PROBLEM TO WORK ON >> Copy out, with no changes, the part of the records that opens with the line containing "Localize all elements." and closes with the line containing "heatmap-cell: [246, 259, 250, 262]", both of those lines included.

RECORDS PROVIDED >>
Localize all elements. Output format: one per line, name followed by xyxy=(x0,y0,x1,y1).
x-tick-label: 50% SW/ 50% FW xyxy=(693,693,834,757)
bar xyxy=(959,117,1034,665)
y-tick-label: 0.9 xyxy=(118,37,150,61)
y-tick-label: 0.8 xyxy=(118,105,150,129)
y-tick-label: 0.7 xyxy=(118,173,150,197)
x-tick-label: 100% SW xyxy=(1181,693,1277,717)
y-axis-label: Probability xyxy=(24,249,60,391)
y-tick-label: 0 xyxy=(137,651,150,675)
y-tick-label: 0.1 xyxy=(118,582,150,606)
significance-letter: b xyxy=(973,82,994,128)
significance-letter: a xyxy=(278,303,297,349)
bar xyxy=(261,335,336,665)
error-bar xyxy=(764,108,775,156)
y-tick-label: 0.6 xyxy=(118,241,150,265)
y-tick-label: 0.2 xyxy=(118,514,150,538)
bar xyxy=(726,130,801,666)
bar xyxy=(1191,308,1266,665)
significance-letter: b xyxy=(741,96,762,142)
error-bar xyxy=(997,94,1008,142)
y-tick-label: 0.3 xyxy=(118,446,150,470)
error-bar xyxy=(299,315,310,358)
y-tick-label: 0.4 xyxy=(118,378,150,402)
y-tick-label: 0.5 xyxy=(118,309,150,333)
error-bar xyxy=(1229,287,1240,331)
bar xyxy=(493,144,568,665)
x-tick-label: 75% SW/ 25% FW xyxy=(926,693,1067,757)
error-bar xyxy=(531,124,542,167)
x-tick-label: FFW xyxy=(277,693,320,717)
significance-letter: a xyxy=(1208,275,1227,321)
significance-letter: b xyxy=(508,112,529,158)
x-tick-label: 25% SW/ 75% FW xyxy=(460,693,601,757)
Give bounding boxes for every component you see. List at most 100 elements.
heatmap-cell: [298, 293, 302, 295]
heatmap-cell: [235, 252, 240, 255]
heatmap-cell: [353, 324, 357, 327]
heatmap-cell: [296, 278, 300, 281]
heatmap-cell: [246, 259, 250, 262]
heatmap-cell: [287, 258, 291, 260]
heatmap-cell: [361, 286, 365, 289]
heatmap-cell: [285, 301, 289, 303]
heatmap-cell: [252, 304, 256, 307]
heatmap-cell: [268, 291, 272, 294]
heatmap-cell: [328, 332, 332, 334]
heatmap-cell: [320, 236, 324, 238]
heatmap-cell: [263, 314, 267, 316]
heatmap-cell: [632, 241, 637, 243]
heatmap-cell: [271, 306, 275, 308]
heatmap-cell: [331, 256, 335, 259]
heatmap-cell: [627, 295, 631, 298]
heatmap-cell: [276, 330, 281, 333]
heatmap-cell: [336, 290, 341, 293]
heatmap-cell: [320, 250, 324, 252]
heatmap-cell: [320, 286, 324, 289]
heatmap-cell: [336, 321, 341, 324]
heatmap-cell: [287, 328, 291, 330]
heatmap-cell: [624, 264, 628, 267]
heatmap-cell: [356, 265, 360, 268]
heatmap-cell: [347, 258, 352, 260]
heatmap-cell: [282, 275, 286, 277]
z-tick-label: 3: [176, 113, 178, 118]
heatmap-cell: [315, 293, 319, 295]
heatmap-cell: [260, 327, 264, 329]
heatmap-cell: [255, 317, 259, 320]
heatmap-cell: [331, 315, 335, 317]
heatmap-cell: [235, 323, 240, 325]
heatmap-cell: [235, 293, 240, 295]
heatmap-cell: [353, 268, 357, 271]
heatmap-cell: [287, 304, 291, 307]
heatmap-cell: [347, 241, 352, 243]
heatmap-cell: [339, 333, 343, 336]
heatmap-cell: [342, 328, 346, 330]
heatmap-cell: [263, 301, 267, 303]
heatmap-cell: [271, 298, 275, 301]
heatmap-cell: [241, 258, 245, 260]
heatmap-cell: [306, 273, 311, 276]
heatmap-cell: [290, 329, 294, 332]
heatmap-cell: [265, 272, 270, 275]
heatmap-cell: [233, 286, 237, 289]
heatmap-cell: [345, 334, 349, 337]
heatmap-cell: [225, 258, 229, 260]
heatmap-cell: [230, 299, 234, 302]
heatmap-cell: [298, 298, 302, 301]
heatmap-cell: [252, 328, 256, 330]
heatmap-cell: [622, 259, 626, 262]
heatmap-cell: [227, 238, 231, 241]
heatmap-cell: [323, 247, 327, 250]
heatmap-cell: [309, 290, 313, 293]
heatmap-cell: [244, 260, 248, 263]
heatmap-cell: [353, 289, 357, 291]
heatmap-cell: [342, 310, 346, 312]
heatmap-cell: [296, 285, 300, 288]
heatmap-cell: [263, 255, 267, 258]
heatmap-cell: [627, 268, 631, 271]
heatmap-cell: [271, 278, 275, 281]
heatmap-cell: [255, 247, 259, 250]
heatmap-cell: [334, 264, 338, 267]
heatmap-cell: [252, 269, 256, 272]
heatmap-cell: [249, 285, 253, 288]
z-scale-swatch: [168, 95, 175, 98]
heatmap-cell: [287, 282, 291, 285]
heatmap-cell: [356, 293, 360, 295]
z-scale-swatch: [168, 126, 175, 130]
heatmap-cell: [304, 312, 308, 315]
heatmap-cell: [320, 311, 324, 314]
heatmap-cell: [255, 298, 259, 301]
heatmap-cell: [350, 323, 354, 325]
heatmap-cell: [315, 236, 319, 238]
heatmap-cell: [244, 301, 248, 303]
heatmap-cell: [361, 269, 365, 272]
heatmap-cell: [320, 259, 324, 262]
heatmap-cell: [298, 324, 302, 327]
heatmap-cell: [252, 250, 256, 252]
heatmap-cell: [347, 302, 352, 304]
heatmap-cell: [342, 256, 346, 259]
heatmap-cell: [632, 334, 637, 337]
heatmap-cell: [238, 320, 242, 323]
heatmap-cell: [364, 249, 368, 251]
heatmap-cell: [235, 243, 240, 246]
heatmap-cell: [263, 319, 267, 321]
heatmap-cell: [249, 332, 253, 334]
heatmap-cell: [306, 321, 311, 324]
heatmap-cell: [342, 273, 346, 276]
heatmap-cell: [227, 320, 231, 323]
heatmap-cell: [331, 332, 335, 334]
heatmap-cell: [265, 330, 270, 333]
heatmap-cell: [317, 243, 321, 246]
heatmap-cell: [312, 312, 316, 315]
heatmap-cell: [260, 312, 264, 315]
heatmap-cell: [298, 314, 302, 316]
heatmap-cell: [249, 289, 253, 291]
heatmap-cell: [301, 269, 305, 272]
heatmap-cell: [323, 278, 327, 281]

--

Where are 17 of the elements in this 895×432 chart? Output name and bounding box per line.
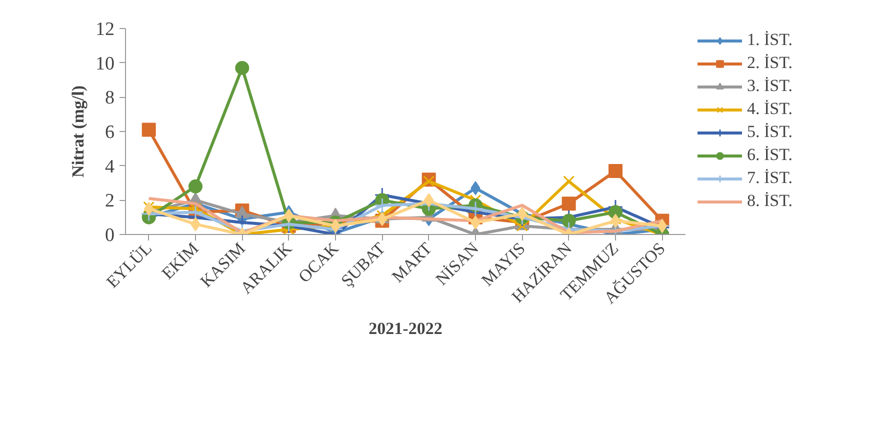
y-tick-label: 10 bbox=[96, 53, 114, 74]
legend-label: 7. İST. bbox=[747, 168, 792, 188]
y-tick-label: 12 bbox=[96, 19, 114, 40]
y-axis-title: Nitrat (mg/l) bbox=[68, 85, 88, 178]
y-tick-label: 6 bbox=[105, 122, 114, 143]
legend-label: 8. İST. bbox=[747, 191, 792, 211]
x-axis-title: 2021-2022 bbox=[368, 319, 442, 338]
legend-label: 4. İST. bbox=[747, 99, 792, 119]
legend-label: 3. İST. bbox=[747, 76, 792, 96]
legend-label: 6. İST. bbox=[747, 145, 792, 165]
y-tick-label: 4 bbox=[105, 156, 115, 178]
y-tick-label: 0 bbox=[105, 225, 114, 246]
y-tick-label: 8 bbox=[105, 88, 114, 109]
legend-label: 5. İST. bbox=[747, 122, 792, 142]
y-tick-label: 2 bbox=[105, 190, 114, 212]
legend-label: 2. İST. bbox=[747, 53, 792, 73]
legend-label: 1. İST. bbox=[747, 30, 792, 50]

--

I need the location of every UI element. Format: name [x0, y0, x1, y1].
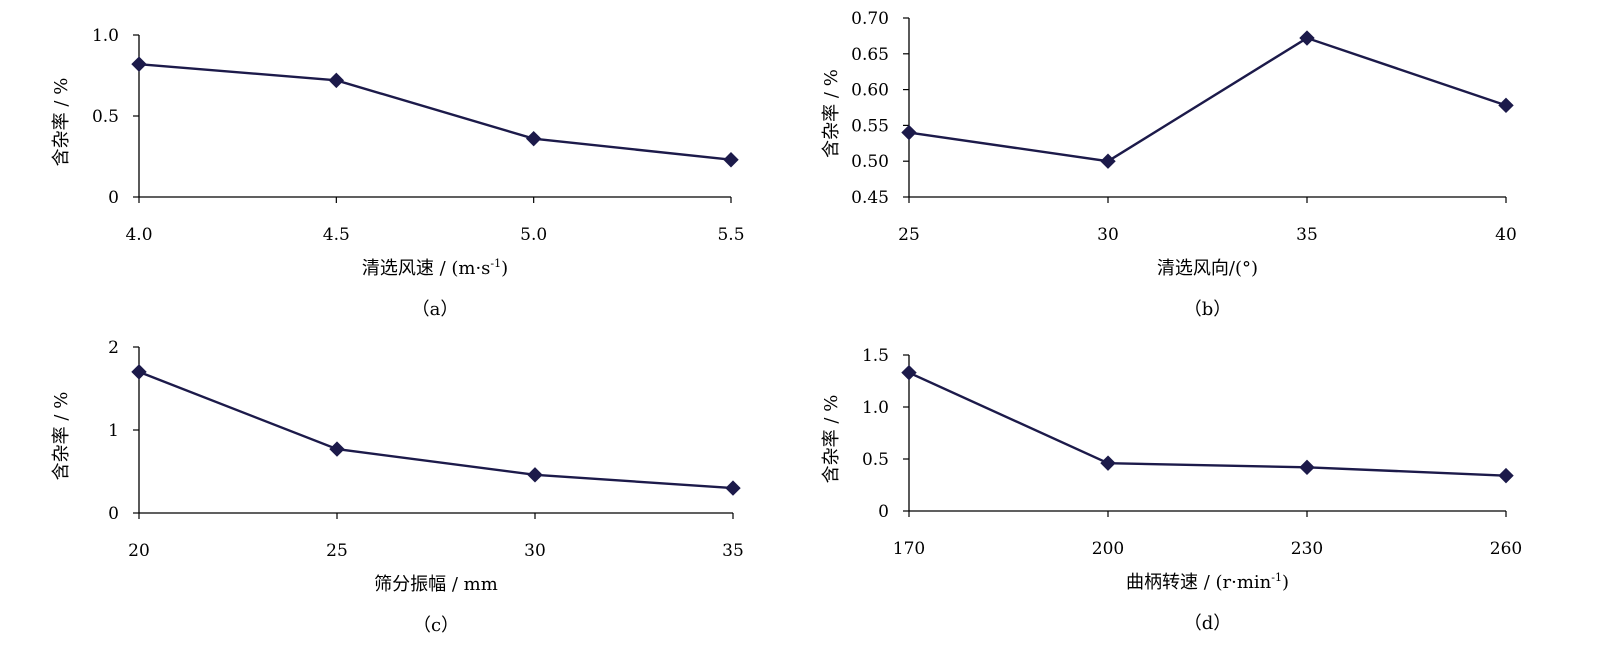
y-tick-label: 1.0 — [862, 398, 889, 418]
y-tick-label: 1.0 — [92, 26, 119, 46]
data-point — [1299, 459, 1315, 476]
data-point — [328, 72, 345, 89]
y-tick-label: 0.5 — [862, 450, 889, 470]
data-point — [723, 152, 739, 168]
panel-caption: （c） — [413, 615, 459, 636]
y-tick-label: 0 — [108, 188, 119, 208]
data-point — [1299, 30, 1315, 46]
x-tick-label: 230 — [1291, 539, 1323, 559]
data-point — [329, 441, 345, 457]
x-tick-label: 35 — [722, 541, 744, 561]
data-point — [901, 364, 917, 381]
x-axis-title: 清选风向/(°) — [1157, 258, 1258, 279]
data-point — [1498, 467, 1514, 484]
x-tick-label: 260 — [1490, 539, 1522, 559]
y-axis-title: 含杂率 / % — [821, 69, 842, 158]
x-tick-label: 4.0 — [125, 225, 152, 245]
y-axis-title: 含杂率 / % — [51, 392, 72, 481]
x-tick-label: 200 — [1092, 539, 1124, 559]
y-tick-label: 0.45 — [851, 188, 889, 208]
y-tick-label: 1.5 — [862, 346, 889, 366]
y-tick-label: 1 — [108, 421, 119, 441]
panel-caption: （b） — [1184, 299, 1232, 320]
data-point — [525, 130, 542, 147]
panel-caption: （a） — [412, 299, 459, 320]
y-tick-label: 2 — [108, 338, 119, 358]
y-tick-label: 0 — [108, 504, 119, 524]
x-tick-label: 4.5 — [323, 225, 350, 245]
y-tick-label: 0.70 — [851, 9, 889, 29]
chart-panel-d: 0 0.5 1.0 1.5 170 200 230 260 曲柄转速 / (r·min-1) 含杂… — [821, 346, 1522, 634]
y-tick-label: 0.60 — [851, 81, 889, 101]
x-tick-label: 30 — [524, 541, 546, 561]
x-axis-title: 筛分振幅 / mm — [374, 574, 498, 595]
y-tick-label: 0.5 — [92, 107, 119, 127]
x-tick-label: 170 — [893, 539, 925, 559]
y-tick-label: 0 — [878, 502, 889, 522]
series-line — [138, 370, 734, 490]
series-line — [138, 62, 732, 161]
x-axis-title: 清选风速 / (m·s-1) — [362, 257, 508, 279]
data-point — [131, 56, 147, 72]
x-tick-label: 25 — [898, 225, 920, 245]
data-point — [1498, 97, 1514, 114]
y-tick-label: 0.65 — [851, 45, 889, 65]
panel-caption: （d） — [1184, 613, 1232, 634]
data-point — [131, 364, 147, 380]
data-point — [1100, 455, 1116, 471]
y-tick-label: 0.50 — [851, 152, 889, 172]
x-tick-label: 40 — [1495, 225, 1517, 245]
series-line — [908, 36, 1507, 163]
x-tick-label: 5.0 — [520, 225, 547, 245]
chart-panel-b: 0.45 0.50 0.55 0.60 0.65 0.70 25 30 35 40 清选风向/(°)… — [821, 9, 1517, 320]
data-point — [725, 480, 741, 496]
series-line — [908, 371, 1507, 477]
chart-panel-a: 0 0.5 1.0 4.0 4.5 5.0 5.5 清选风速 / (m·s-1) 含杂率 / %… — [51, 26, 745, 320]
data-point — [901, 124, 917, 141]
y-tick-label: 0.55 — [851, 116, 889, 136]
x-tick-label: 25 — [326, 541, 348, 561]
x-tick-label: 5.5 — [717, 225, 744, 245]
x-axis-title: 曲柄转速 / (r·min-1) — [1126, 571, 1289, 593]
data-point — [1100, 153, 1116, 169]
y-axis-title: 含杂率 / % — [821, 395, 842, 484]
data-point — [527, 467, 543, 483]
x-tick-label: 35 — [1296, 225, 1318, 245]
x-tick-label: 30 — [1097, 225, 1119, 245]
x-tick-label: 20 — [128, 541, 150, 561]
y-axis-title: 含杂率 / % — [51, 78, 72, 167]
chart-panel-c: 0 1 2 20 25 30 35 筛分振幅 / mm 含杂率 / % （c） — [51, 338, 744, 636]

SOLUTION >>
Localize all elements. Output format: one per line, name followed by xyxy=(x0,y0,x1,y1).
x-tick-label: 50% SW/ 50% FW xyxy=(693,693,834,757)
bar xyxy=(959,117,1034,665)
y-tick-label: 0.9 xyxy=(118,37,150,61)
y-tick-label: 0.8 xyxy=(118,105,150,129)
y-tick-label: 0.7 xyxy=(118,173,150,197)
x-tick-label: 100% SW xyxy=(1181,693,1277,717)
y-axis-label: Probability xyxy=(24,249,60,391)
y-tick-label: 0 xyxy=(137,651,150,675)
y-tick-label: 0.1 xyxy=(118,582,150,606)
significance-letter: b xyxy=(973,82,994,128)
significance-letter: a xyxy=(278,303,297,349)
bar xyxy=(261,335,336,665)
error-bar xyxy=(764,108,775,156)
y-tick-label: 0.6 xyxy=(118,241,150,265)
y-tick-label: 0.2 xyxy=(118,514,150,538)
bar xyxy=(726,130,801,666)
bar xyxy=(1191,308,1266,665)
significance-letter: b xyxy=(741,96,762,142)
error-bar xyxy=(997,94,1008,142)
y-tick-label: 0.3 xyxy=(118,446,150,470)
error-bar xyxy=(299,315,310,358)
y-tick-label: 0.4 xyxy=(118,378,150,402)
y-tick-label: 0.5 xyxy=(118,309,150,333)
error-bar xyxy=(1229,287,1240,331)
bar xyxy=(493,144,568,665)
x-tick-label: 75% SW/ 25% FW xyxy=(926,693,1067,757)
error-bar xyxy=(531,124,542,167)
x-tick-label: FFW xyxy=(277,693,320,717)
significance-letter: a xyxy=(1208,275,1227,321)
significance-letter: b xyxy=(508,112,529,158)
x-tick-label: 25% SW/ 75% FW xyxy=(460,693,601,757)
Give bounding boxes for every component you see. List at most 100 elements.
heatmap-cell: [298, 293, 302, 295]
heatmap-cell: [235, 252, 240, 255]
heatmap-cell: [353, 324, 357, 327]
heatmap-cell: [296, 278, 300, 281]
heatmap-cell: [246, 259, 250, 262]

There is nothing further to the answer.